§ Task to complete: Retype every line from the one containing "Read this page and output its text content." through the last line of the records below, both included; leave out the pictures.

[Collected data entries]
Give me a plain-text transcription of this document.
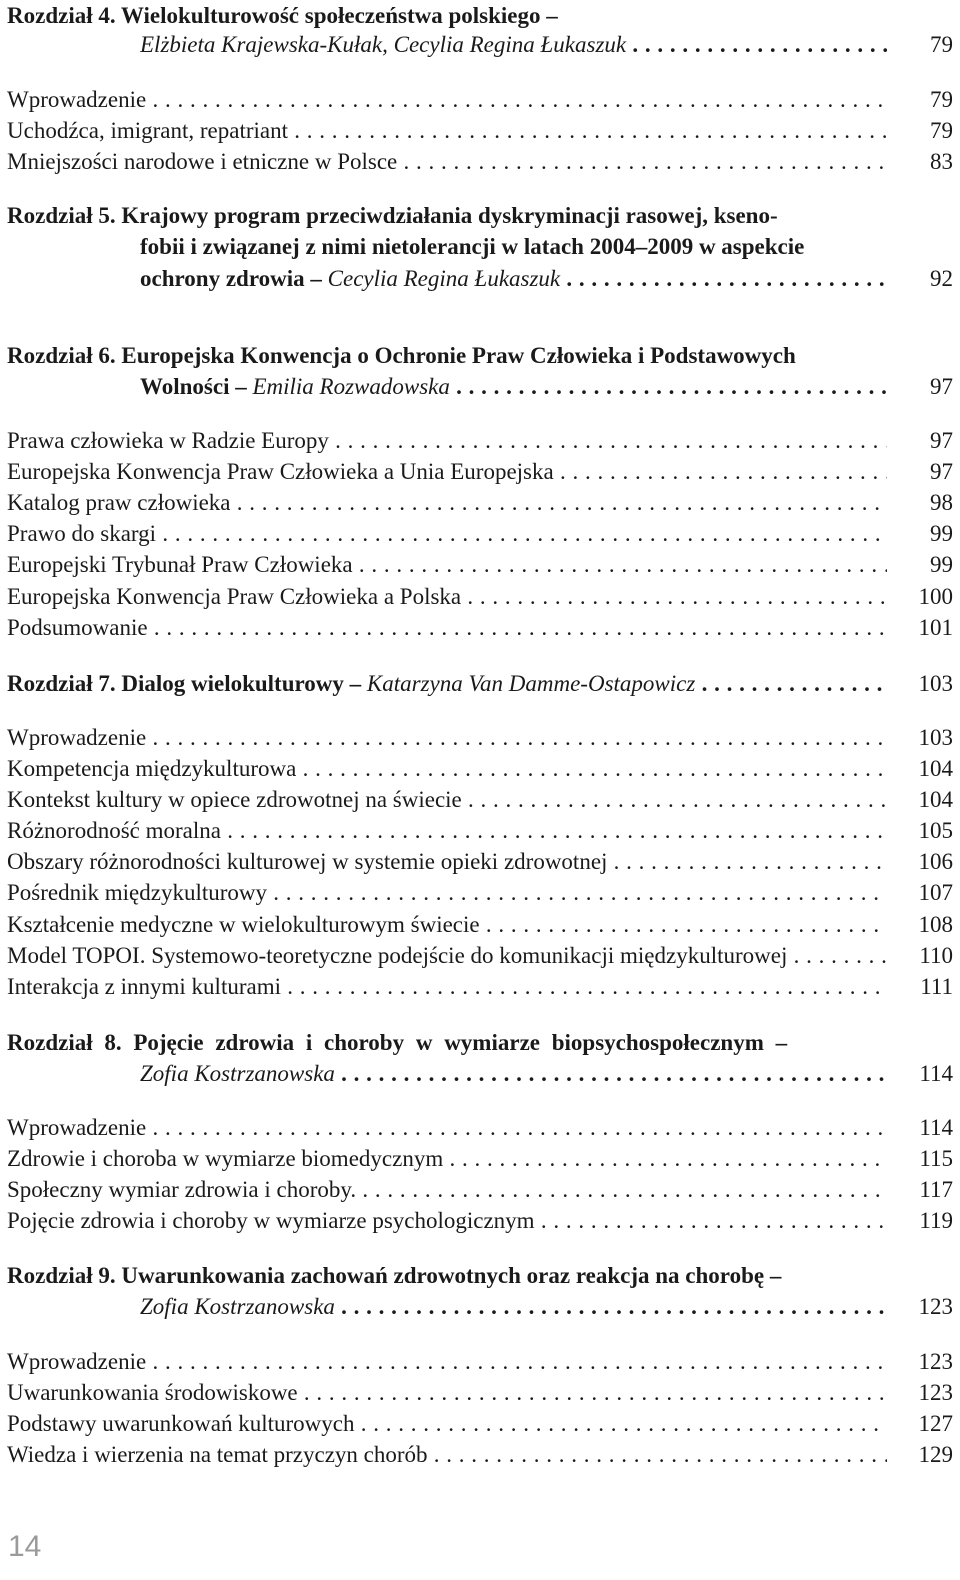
Rozdział 4. Wielokulturowość społeczeństwa polskiego –
Elżbieta Krajewska-Kułak, Cecylia Regina Łukaszuk . . .	79
Wprowadzenie . . .	79
Uchodźca, imigrant, repatriant . . .	79
Mniejszości narodowe i etniczne w Polsce . . .	83
Rozdział 5. Krajowy program przeciwdziałania dyskryminacji rasowej, kseno-
fobii i związanej z nimi nietolerancji w latach 2004–2009 w aspekcie
ochrony zdrowia – Cecylia Regina Łukaszuk . . .	92
Rozdział 6. Europejska Konwencja o Ochronie Praw Człowieka i Podstawowych
Wolności – Emilia Rozwadowska . . .	97
Prawa człowieka w Radzie Europy . . .	97
Europejska Konwencja Praw Człowieka a Unia Europejska . . .	97
Katalog praw człowieka . . .	98
Prawo do skargi . . .	99
Europejski Trybunał Praw Człowieka . . .	99
Europejska Konwencja Praw Człowieka a Polska . . .	100
Podsumowanie . . .	101
Rozdział 7. Dialog wielokulturowy – Katarzyna Van Damme-Ostapowicz . . .	103
Wprowadzenie . . .	103
Kompetencja międzykulturowa . . .	104
Kontekst kultury w opiece zdrowotnej na świecie . . .	104
Różnorodność moralna . . .	105
Obszary różnorodności kulturowej w systemie opieki zdrowotnej . . .	106
Pośrednik międzykulturowy . . .	107
Kształcenie medyczne w wielokulturowym świecie . . .	108
Model TOPOI. Systemowo-teoretyczne podejście do komunikacji międzykulturowej . . .	110
Interakcja z innymi kulturami . . .	111
Rozdział 8. Pojęcie zdrowia i choroby w wymiarze biopsychospołecznym –
Zofia Kostrzanowska . . .	114
Wprowadzenie . . .	114
Zdrowie i choroba w wymiarze biomedycznym . . .	115
Społeczny wymiar zdrowia i choroby. . . .	117
Pojęcie zdrowia i choroby w wymiarze psychologicznym . . .	119
Rozdział 9. Uwarunkowania zachowań zdrowotnych oraz reakcja na chorobę –
Zofia Kostrzanowska . . .	123
Wprowadzenie . . .	123
Uwarunkowania środowiskowe . . .	123
Podstawy uwarunkowań kulturowych . . .	127
Wiedza i wierzenia na temat przyczyn chorób . . .	129
14
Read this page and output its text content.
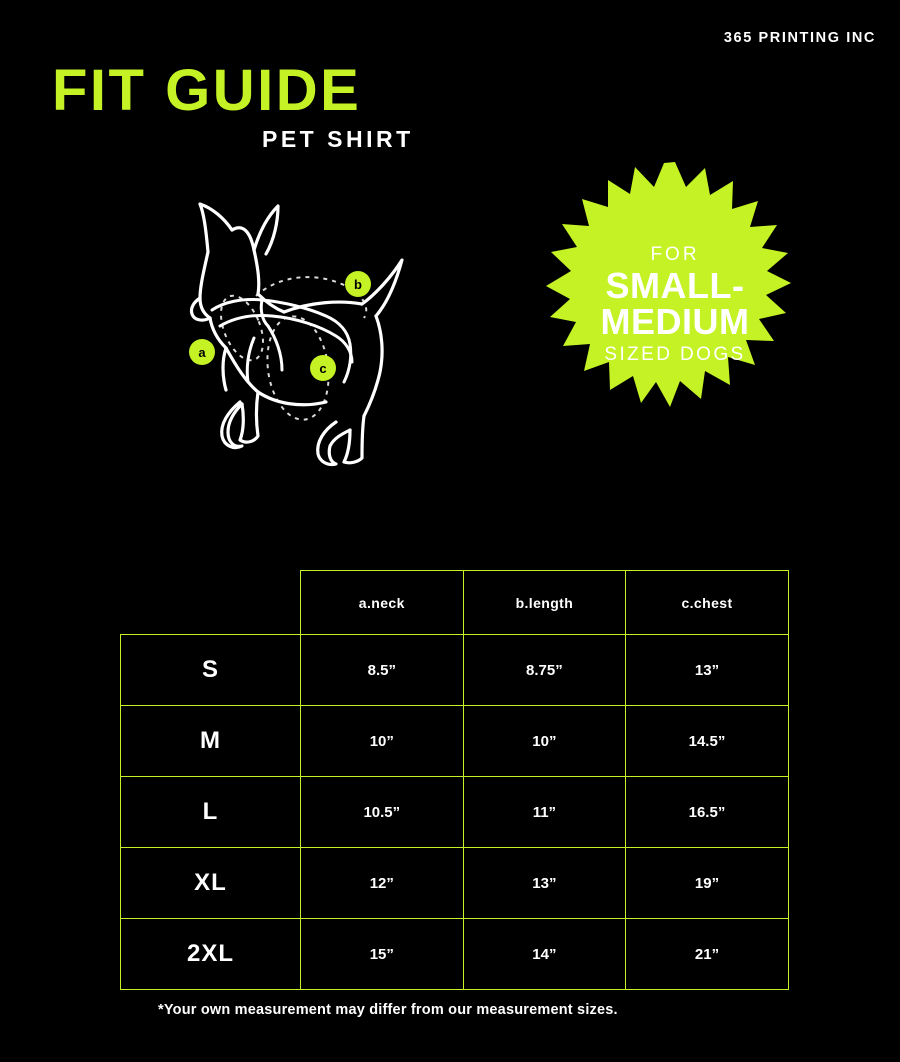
365 PRINTING INC
FIT GUIDE
PET SHIRT
a
b
c
FOR
SMALL-
MEDIUM
SIZED DOGS
	a.neck	b.length	c.chest
S	8.5”	8.75”	13”
M	10”	10”	14.5”
L	10.5”	11”	16.5”
XL	12”	13”	19”
2XL	15”	14”	21”
*Your own measurement may differ from our measurement sizes.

§ Final result:
Read this page and output its text content.
365 PRINTING INC
FIT GUIDE
PET SHIRT
a
b
c
FOR
SMALL-
MEDIUM
SIZED DOGS
	a.neck	b.length	c.chest
S	8.5”	8.75”	13”
M	10”	10”	14.5”
L	10.5”	11”	16.5”
XL	12”	13”	19”
2XL	15”	14”	21”
*Your own measurement may differ from our measurement sizes.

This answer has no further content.